-- Start Text shown --

I have never really been a member, because I have never really been sober. Even after I started AA, I dabbled in LSD, I cheated on my wife many times (some would call that "sexual addiction") and I never quit smoking. (Where's my whiskey?!) 

What was it like?

Honestly, I concocted that crock of a "religious" experience in the "Big Book". I was really battered into submission by a bunch of crazy "Oxford Group" religious fanatics, and I was so "thrilled" with the experience, that I just had to "share" it with all of you. I saw a chance to be awesome, to be better than other people, to be "Jesus Christ" for all of you sick people who need a savior. Since misery loves company, I found some reprobate doctor named  Robert Smith, and roped him into my big scheme.

What happened?

Really, nothing happened. I am still a depressed, repressed, suppressed pressure-cooker of self-righteous indignation, and I need people to know and love me, so I decided to dedicate my life to creating this "fellowship", where I can be surrounded by people who are duped into styling themselves as self-loathing losers. That way, I feel better about myself.

To make sure that you remain losers, I commit you to identifying with their your failing. Every one of you must confess that you are an "alcoholic", and that you will never be anything other than that.

You do not share your name, since I want to remove any sense of self-respect in your life. You are an alcoholic, because that is what I say that you are. Like another well-known cult leader taught me, "Repeat a lie often enough. . ."

-- End Text shown --

- Challenges -
1. In the satirical AA testimony, what is the name of the doctor the speaker says was roped into the scheme?
2. Extend the satirical AA testimony past its final line, keeping its mocking first-person voice.

-- Start Extracted data --

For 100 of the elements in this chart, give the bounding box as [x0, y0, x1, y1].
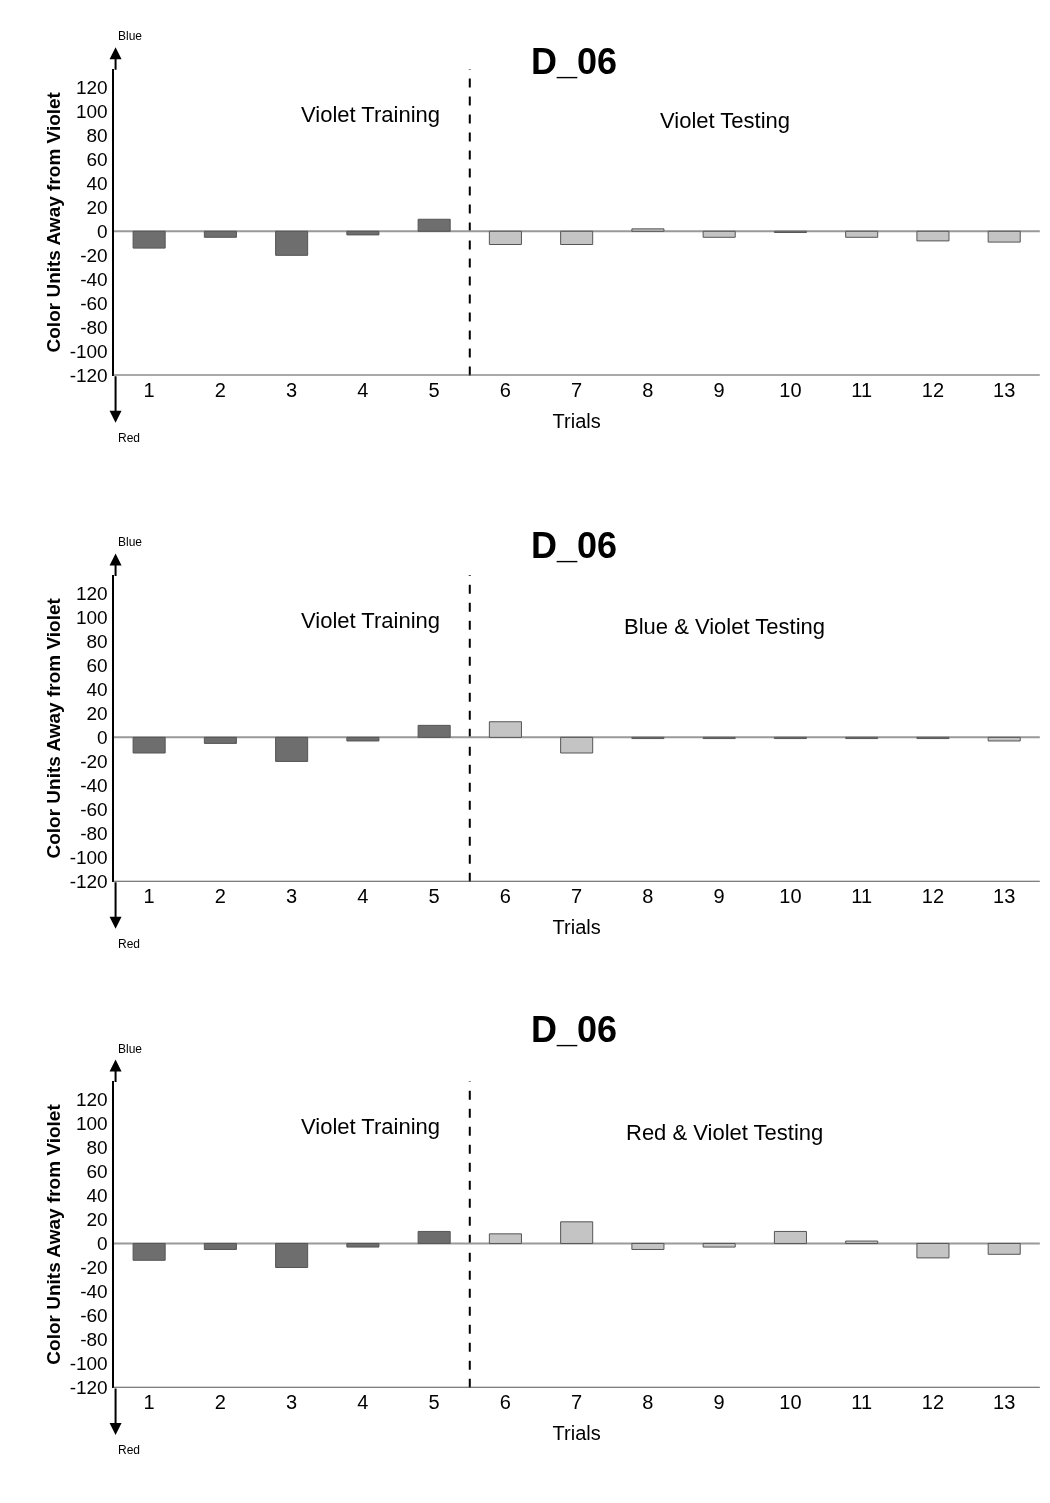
y-tick-label: 100 — [76, 606, 108, 628]
y-tick-label: 40 — [86, 172, 108, 194]
y-tick-label: 0 — [97, 727, 108, 749]
bar — [773, 1230, 807, 1244]
bar — [845, 230, 879, 238]
bar — [631, 228, 665, 232]
bar — [203, 1242, 237, 1250]
y-tick-label: -20 — [80, 244, 108, 266]
y-tick-label: 120 — [76, 582, 108, 604]
y-tick-label: -20 — [80, 751, 108, 773]
y-tick-label: -40 — [80, 1281, 108, 1303]
x-tick-label: 12 — [921, 1390, 945, 1413]
x-tick-label: 13 — [993, 378, 1016, 401]
x-tick-label: 2 — [214, 884, 226, 907]
x-tick-label: 3 — [286, 1390, 298, 1413]
x-tick-label: 1 — [143, 1390, 155, 1413]
y-tick-label: 80 — [86, 124, 108, 146]
y-tick-label: 40 — [86, 1185, 108, 1207]
bar — [560, 1221, 594, 1244]
y-tick-label: 60 — [86, 148, 108, 170]
bar — [346, 1242, 380, 1248]
bar — [203, 230, 237, 238]
bar — [560, 230, 594, 246]
y-tick-label: -40 — [80, 269, 108, 291]
bar — [275, 1242, 309, 1269]
y-tick-label: 100 — [76, 100, 108, 122]
annotation: Blue & Violet Testing — [624, 614, 825, 639]
chart-title: D_06 — [531, 1009, 618, 1050]
y-tick-label: 20 — [86, 1209, 108, 1231]
y-tick-label: -100 — [69, 341, 108, 363]
y-tick-label: -120 — [69, 365, 108, 387]
annotation: Violet Training — [301, 1114, 441, 1139]
y-tick-label: -20 — [80, 1257, 108, 1279]
x-tick-label: 5 — [428, 1390, 440, 1413]
bar — [417, 1230, 451, 1244]
annotation: Violet Testing — [660, 108, 791, 133]
y-axis-title: Color Units Away from Violet — [43, 597, 65, 859]
annotation: Red & Violet Testing — [626, 1120, 824, 1145]
x-tick-label: 9 — [713, 1390, 725, 1413]
bar — [132, 230, 166, 249]
y-tick-label: 20 — [86, 702, 108, 724]
bar — [916, 230, 950, 242]
y-axis-title: Color Units Away from Violet — [43, 1103, 65, 1365]
y-tick-label: 40 — [86, 678, 108, 700]
text: Blue — [118, 1042, 143, 1056]
bar — [488, 721, 522, 738]
x-axis-title: Trials — [552, 410, 601, 433]
bar — [987, 1242, 1021, 1255]
x-tick-label: 8 — [642, 884, 654, 907]
x-tick-label: 7 — [571, 884, 583, 907]
text: Blue — [118, 535, 143, 549]
x-tick-label: 12 — [921, 378, 945, 401]
x-tick-label: 3 — [286, 884, 298, 907]
x-tick-label: 6 — [499, 1390, 511, 1413]
bar — [417, 218, 451, 232]
y-tick-label: -120 — [69, 871, 108, 893]
x-tick-label: 5 — [428, 378, 440, 401]
annotation: Violet Training — [301, 102, 441, 127]
bar — [417, 724, 451, 738]
text: Red — [118, 937, 141, 951]
chart-title: D_06 — [531, 41, 618, 82]
bar — [132, 736, 166, 754]
chart-title: D_06 — [531, 525, 618, 566]
y-tick-label: -60 — [80, 799, 108, 821]
x-tick-label: 10 — [779, 1390, 802, 1413]
x-tick-label: 12 — [921, 884, 945, 907]
bar — [702, 1242, 736, 1248]
x-tick-label: 8 — [642, 378, 654, 401]
y-tick-label: 80 — [86, 630, 108, 652]
bar — [702, 230, 736, 238]
x-tick-label: 2 — [214, 378, 226, 401]
bar — [346, 736, 380, 742]
x-tick-label: 3 — [286, 378, 298, 401]
y-tick-label: -60 — [80, 293, 108, 315]
bar — [488, 1233, 522, 1244]
y-tick-label: 20 — [86, 196, 108, 218]
x-tick-label: 6 — [499, 884, 511, 907]
x-tick-label: 7 — [571, 378, 583, 401]
bar — [275, 230, 309, 256]
y-tick-label: 100 — [76, 1112, 108, 1134]
text: Blue — [118, 29, 143, 43]
x-tick-label: 10 — [779, 884, 802, 907]
bar — [132, 1242, 166, 1261]
x-tick-label: 8 — [642, 1390, 654, 1413]
bar — [845, 1240, 879, 1244]
x-axis-title: Trials — [552, 916, 601, 939]
y-tick-label: 120 — [76, 76, 108, 98]
x-tick-label: 13 — [993, 884, 1016, 907]
x-tick-label: 1 — [143, 378, 155, 401]
y-tick-label: 0 — [97, 1233, 108, 1255]
x-tick-label: 9 — [713, 378, 725, 401]
y-tick-label: -100 — [69, 1353, 108, 1375]
y-tick-label: -80 — [80, 317, 108, 339]
bar — [560, 736, 594, 754]
y-tick-label: -100 — [69, 847, 108, 869]
x-tick-label: 11 — [851, 1390, 873, 1413]
x-tick-label: 4 — [357, 884, 369, 907]
bar — [203, 736, 237, 744]
bar — [987, 736, 1021, 742]
text: Red — [118, 1443, 141, 1457]
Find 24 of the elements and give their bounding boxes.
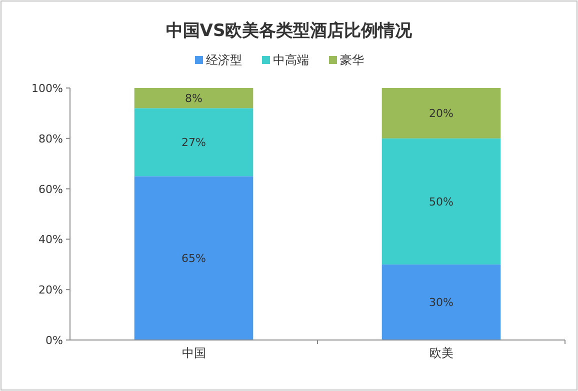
data-label: 50% [429,195,454,208]
y-tick-label: 20% [38,284,63,297]
legend-label: 中高端 [273,53,309,67]
data-label: 8% [185,92,202,106]
bar [134,176,254,340]
data-label: 30% [429,296,454,310]
y-tick-label: 40% [38,233,63,246]
x-tick-label: 欧美 [429,346,454,360]
chart-title: 中国VS欧美各类型酒店比例情况 [166,21,414,41]
data-label: 27% [182,136,206,150]
bar [134,108,254,176]
y-tick-label: 100% [32,82,63,95]
bar [382,88,501,138]
bar [382,138,501,264]
legend-label: 经济型 [206,53,242,67]
bar [382,264,501,340]
y-tick-label: 60% [38,182,63,196]
data-label: 65% [182,252,206,266]
data-label: 20% [429,107,454,120]
legend-label: 豪华 [340,53,364,67]
y-tick-label: 80% [38,132,63,146]
bar [134,88,254,108]
y-tick-label: 0% [46,334,63,347]
x-tick-label: 中国 [182,346,206,360]
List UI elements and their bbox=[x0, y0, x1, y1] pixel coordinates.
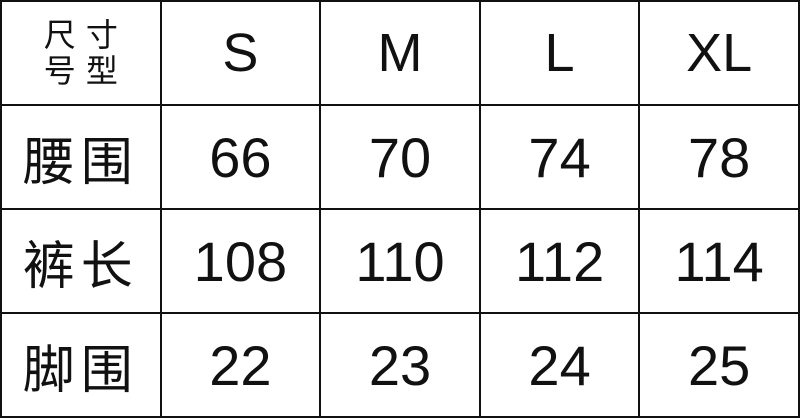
row-label: 腰围 bbox=[0, 104, 162, 210]
column-header: S bbox=[159, 0, 322, 106]
corner-bottom-label: 号 型 bbox=[43, 52, 118, 90]
table-row: 裤长 108 110 112 114 bbox=[0, 208, 800, 314]
table-cell: 74 bbox=[478, 104, 641, 210]
table-cell: 25 bbox=[638, 312, 800, 418]
column-header: XL bbox=[638, 0, 800, 106]
table-row: 腰围 66 70 74 78 bbox=[0, 104, 800, 210]
table-cell: 70 bbox=[319, 104, 481, 210]
row-label: 脚围 bbox=[0, 312, 162, 418]
table-cell: 22 bbox=[159, 312, 322, 418]
column-header: L bbox=[478, 0, 641, 106]
table-cell: 112 bbox=[478, 208, 641, 314]
row-label: 裤长 bbox=[0, 208, 162, 314]
corner-cell: 尺 寸 号 型 bbox=[0, 0, 162, 106]
corner-top-label: 尺 寸 bbox=[43, 16, 118, 54]
column-header: M bbox=[319, 0, 481, 106]
table-row: 脚围 22 23 24 25 bbox=[0, 312, 800, 418]
table-cell: 108 bbox=[159, 208, 322, 314]
table-cell: 78 bbox=[638, 104, 800, 210]
table-cell: 114 bbox=[638, 208, 800, 314]
table-cell: 66 bbox=[159, 104, 322, 210]
header-row: 尺 寸 号 型 S M L XL bbox=[0, 0, 800, 106]
table-cell: 24 bbox=[478, 312, 641, 418]
table-cell: 110 bbox=[319, 208, 481, 314]
table-cell: 23 bbox=[319, 312, 481, 418]
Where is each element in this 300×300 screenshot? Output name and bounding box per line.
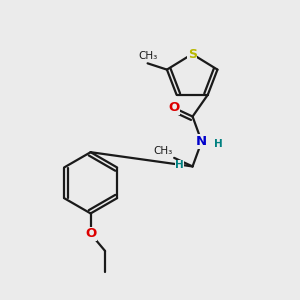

-- End Extracted data --

- Responses for each task -
1. Robert Smith

2.
To make sure that you never shake that sense of shame, you always identify yourself as an alcoholic. You take a "painstaking" inventory of all your shortcomings, and confess it to someone who will probably use it against you later on, no doubt. Of course, the criteria for this "fearless moral inventory" is never articulated for you, so you walk around forever wondering and wandering whether you have done a thorough "house cleaning". That sense of guilt will never go away, and so you will keep coming back because if it's not working, it must be your fault! See how my sick scheme works?

What it's like now?

Well, you're all here listening to me vent, aren't you? I would say, "I like it very much". No one ever gets sober in an AA meeting. People get sober because they stop trying to fix themselves and let go of their "self-preoccupation". In the meetings, I want you forever fixated on yourself, so that you will never get better.

No one is really sober in AA, anyway, with all the cigarettes, cookies, cakes, and  coffee in full and running supply. All of those old-timers, like me, love our coffee, and we love to smoke cigarettes! Even though I can't breathe on my own any more *cough* *hack* *spew*, I still smoke. When I have to choose between my oxygen tank and another drag on a cigarette, I puff away.

The government makes most of you come, too, since that's the easiest way to keep the numbers up. The government likes making people dependent, as do I. 95% of you who enter the meetings never stay, and so many of you keep killing yourselves! I will never get my ego-fix if none of you show up on a regular basis!

My name is Bill Wilson, and I am a narcissistic, self-righteous puritanical busybody who wants to make himself the center of your life. And You - that's right, You! -- are all alcoholics.

So ends the "Drunk-a-logue" that we needed to hear from Bill "the swill" W.

Thanks for letting me share!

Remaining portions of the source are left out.